▶ [Job]: Note how many lines contain "text" and give that number, with nothing else.

====== Dataset entries ======

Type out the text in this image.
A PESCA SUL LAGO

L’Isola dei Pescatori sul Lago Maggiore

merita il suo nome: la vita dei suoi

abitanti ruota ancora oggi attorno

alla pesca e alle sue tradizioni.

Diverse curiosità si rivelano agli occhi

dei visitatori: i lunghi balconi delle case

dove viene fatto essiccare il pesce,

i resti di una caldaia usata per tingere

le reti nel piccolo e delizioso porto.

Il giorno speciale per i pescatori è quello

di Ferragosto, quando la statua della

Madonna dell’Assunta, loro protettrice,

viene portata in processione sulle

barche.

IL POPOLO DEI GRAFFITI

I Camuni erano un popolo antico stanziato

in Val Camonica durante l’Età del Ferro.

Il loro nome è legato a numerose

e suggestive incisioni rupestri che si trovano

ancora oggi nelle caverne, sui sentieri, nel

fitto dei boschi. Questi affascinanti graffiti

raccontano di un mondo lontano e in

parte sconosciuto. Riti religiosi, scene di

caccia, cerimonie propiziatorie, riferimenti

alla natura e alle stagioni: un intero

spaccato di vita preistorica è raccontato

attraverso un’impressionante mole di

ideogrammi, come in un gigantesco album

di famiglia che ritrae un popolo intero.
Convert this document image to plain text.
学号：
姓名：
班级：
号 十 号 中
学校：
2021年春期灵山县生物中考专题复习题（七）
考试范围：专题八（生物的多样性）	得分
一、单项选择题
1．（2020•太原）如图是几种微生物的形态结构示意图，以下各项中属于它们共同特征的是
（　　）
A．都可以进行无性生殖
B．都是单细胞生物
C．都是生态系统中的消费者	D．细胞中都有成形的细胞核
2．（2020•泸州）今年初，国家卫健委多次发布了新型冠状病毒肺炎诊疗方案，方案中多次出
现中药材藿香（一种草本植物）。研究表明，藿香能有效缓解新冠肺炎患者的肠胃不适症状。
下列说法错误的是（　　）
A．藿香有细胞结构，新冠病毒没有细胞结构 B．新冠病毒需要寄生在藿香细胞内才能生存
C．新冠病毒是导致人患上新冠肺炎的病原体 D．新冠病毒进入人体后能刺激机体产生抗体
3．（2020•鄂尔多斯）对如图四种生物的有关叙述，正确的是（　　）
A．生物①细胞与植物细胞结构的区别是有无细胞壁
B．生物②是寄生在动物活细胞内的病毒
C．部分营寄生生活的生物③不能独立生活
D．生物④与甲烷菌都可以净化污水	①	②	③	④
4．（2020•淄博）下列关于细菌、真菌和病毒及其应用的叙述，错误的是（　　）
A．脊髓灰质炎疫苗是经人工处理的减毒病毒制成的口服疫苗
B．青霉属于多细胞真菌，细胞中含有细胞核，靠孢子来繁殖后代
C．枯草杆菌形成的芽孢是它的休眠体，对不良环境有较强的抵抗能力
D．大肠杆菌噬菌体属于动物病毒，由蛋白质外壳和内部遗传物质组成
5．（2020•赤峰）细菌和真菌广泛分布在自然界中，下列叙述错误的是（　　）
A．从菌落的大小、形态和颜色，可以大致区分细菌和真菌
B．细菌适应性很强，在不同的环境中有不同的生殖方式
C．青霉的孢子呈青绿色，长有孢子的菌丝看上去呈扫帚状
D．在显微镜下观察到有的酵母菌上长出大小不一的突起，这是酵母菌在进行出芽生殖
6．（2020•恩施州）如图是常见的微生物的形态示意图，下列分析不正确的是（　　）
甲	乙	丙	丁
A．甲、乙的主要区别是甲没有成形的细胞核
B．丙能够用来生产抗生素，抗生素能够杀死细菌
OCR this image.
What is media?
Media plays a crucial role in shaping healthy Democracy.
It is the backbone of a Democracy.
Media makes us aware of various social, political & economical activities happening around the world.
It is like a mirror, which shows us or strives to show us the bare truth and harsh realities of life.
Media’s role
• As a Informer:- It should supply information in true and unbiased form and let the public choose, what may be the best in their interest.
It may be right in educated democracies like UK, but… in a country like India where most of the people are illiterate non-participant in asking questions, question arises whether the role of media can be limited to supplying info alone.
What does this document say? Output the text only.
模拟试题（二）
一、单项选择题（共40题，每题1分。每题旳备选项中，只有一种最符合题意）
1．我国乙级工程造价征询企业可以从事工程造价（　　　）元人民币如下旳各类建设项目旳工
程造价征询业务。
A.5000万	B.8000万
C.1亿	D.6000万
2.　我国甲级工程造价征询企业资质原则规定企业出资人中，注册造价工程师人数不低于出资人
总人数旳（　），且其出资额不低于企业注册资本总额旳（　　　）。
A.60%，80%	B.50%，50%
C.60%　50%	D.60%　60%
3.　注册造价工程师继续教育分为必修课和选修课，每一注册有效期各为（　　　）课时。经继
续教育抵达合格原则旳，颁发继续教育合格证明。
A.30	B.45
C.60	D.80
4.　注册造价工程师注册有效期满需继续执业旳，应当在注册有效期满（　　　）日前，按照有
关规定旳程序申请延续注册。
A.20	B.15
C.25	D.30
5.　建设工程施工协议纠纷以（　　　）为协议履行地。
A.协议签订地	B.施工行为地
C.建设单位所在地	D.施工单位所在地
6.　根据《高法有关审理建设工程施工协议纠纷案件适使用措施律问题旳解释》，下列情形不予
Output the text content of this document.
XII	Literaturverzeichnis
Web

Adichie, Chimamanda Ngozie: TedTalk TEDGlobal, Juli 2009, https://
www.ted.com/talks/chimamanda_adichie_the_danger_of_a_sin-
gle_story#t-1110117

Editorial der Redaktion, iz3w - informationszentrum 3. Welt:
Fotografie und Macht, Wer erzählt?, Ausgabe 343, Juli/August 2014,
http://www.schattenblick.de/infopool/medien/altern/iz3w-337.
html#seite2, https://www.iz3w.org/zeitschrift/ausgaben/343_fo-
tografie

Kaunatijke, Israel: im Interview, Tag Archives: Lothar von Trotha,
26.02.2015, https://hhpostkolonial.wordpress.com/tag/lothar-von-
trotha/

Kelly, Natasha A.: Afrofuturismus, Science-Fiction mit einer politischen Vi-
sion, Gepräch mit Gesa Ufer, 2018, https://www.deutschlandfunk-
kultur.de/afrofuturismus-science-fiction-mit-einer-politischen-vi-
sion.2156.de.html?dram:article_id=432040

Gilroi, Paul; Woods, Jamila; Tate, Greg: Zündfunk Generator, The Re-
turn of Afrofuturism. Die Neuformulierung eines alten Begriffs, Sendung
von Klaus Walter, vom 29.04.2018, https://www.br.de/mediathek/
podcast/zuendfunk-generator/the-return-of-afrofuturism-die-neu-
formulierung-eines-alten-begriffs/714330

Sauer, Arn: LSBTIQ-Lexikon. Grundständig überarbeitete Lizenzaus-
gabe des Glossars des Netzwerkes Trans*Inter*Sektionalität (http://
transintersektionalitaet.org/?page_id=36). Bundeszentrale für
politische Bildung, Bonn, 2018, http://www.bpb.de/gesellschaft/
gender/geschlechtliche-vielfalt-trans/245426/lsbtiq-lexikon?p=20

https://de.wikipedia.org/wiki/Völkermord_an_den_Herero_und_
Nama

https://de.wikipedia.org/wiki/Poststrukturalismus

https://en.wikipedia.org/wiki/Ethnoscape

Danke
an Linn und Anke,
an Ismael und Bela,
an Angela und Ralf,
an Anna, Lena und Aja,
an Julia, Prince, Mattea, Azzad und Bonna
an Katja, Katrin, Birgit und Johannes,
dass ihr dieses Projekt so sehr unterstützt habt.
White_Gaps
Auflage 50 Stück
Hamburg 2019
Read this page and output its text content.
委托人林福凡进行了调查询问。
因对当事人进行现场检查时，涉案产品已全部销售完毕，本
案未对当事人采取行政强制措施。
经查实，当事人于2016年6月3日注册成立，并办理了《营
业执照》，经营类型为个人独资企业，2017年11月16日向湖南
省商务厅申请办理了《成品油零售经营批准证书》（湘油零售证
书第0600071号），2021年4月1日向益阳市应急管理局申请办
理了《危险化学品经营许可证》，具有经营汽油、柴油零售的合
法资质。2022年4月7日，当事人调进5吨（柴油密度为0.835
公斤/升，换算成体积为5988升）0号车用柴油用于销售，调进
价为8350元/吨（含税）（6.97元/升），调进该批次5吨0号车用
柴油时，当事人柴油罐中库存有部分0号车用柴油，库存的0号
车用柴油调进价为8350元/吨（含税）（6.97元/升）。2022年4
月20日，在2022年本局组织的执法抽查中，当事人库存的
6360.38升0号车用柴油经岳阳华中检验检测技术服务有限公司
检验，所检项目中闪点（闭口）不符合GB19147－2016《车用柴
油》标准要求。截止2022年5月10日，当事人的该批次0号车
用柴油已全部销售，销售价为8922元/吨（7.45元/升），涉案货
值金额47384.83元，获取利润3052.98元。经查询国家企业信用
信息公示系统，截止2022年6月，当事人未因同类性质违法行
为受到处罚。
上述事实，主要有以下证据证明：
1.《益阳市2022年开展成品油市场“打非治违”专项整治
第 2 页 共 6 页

======

▶ [Result of the exercise]: 5